PROVIDED INFORMATION:
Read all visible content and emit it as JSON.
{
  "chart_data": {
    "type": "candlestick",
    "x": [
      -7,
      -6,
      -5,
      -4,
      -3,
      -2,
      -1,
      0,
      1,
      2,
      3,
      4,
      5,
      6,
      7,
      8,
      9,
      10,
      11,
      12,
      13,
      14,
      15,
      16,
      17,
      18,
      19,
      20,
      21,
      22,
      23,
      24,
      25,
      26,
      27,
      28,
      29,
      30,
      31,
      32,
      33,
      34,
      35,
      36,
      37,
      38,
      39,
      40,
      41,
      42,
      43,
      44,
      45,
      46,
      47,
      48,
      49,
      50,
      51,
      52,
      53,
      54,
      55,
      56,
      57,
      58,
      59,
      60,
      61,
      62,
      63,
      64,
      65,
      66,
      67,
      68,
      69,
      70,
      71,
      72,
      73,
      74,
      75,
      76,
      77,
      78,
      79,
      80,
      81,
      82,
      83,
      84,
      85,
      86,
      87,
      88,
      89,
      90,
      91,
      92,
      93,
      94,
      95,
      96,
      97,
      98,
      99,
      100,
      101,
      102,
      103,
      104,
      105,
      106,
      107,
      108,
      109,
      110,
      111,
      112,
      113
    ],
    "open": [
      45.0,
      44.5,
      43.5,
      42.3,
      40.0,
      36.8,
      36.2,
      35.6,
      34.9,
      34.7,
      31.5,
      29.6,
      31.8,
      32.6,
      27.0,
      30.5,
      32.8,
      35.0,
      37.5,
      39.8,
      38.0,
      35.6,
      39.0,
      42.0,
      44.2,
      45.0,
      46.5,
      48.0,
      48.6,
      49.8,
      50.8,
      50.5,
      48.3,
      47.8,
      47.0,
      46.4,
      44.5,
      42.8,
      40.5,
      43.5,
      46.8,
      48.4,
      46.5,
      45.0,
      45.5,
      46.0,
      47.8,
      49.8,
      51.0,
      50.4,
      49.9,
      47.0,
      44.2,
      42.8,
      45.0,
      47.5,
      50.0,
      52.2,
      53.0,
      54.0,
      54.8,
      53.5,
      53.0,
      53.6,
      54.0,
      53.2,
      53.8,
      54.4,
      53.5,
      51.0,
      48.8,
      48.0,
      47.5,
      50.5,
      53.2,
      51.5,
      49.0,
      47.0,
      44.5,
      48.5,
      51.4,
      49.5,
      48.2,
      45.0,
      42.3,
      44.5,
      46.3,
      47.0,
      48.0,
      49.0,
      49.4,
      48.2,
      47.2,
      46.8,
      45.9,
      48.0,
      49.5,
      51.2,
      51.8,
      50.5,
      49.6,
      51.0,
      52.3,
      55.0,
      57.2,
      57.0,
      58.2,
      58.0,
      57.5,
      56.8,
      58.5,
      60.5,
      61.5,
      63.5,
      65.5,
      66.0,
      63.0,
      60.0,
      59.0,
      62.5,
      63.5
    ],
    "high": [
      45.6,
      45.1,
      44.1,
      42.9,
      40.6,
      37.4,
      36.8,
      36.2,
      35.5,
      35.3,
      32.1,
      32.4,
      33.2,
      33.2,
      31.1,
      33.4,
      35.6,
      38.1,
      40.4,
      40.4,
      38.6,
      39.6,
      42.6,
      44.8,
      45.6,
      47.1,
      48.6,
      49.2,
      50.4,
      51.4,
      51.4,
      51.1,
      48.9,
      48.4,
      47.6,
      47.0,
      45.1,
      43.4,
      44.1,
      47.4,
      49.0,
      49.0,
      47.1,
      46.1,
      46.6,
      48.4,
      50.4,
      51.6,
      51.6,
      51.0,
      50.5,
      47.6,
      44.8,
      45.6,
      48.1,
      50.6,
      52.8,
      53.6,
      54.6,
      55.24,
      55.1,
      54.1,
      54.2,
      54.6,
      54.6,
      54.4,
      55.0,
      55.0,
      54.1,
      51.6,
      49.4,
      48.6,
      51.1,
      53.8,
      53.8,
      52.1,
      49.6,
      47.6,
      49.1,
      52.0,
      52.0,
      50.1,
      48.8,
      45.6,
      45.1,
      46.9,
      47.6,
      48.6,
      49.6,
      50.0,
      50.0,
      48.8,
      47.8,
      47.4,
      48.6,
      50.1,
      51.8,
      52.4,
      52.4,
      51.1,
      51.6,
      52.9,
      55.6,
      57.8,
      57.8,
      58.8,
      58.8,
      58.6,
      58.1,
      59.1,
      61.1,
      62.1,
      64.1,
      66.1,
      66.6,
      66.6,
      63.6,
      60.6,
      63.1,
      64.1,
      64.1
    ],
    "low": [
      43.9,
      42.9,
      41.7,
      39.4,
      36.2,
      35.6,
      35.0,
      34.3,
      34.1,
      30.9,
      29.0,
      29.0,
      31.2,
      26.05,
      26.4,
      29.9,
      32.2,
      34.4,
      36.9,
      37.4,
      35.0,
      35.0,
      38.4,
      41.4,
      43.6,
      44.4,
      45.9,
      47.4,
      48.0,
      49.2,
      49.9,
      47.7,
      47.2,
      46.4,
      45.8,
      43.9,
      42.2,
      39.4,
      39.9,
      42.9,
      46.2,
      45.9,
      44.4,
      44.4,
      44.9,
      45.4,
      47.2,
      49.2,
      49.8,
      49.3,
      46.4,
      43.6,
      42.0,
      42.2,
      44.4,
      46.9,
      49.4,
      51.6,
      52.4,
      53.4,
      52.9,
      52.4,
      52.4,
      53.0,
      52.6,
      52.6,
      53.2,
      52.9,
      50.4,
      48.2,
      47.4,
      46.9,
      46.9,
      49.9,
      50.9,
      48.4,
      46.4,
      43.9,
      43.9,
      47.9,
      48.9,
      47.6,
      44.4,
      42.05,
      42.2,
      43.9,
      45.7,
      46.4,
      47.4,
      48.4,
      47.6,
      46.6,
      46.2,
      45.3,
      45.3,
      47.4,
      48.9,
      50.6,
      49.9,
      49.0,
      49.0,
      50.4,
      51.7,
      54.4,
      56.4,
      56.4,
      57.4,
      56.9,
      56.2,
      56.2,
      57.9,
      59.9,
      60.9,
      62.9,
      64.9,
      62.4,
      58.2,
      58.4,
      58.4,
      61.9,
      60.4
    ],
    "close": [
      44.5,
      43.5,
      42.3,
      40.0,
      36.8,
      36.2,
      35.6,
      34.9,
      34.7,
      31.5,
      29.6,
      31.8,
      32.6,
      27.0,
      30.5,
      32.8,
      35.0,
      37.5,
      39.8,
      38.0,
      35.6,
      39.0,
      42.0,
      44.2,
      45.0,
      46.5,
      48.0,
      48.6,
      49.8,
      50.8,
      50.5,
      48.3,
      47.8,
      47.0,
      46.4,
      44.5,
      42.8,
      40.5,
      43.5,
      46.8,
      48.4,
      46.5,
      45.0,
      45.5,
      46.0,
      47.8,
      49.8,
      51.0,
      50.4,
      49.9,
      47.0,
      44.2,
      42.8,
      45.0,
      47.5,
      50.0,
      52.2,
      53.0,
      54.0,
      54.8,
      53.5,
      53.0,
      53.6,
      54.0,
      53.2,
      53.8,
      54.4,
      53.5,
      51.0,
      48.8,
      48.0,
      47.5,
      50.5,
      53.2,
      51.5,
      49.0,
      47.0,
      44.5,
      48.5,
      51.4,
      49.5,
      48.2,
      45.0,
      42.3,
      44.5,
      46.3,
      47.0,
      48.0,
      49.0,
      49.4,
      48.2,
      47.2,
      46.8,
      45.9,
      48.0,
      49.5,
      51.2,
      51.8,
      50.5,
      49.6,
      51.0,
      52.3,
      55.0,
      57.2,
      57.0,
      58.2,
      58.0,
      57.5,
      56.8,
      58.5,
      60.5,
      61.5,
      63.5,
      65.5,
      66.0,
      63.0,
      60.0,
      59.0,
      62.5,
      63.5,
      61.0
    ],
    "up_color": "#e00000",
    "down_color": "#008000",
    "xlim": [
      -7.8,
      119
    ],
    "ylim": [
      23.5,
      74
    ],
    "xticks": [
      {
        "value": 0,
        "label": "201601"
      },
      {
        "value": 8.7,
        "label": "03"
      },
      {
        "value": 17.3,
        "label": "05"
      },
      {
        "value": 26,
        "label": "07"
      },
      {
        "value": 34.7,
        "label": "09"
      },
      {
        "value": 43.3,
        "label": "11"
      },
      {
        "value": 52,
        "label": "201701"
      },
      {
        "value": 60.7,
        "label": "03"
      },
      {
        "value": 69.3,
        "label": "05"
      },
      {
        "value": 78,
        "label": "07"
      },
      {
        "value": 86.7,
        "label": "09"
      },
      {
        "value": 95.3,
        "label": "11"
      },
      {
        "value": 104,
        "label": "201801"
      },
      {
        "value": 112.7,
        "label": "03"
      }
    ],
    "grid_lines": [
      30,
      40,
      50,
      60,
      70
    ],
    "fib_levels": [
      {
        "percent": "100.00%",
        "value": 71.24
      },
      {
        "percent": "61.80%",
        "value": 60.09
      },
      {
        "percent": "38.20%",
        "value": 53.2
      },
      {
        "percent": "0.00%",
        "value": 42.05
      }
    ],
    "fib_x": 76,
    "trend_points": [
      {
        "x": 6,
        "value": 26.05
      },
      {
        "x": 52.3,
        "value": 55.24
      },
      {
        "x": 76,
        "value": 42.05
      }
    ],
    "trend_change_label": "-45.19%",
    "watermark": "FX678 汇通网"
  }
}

WORK INSTRUCTIONS: Pick out all the lines with the word "percent" in them and copy them.

WRITTEN RESPONSE:
        "percent": "100.00%",
        "percent": "61.80%",
        "percent": "38.20%",
        "percent": "0.00%",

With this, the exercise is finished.